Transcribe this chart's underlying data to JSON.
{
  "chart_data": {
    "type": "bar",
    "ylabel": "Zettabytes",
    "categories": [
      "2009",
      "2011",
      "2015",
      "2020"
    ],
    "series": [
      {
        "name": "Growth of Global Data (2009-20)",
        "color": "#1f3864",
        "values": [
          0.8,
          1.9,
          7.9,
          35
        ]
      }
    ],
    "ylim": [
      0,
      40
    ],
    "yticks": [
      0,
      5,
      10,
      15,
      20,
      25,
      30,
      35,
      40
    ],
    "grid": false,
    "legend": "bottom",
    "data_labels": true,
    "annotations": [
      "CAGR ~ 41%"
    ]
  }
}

-- WORK INSTRUCTIONS --
Using the entries above, please restate each one word for word.

-- WRITTEN SOLUTION --
Transcribe this chart's underlying data to JSON.
{
  "chart_data": {
    "type": "bar",
    "ylabel": "Zettabytes",
    "categories": [
      "2009",
      "2011",
      "2015",
      "2020"
    ],
    "series": [
      {
        "name": "Growth of Global Data (2009-20)",
        "color": "#1f3864",
        "values": [
          0.8,
          1.9,
          7.9,
          35
        ]
      }
    ],
    "ylim": [
      0,
      40
    ],
    "yticks": [
      0,
      5,
      10,
      15,
      20,
      25,
      30,
      35,
      40
    ],
    "grid": false,
    "legend": "bottom",
    "data_labels": true,
    "annotations": [
      "CAGR ~ 41%"
    ]
  }
}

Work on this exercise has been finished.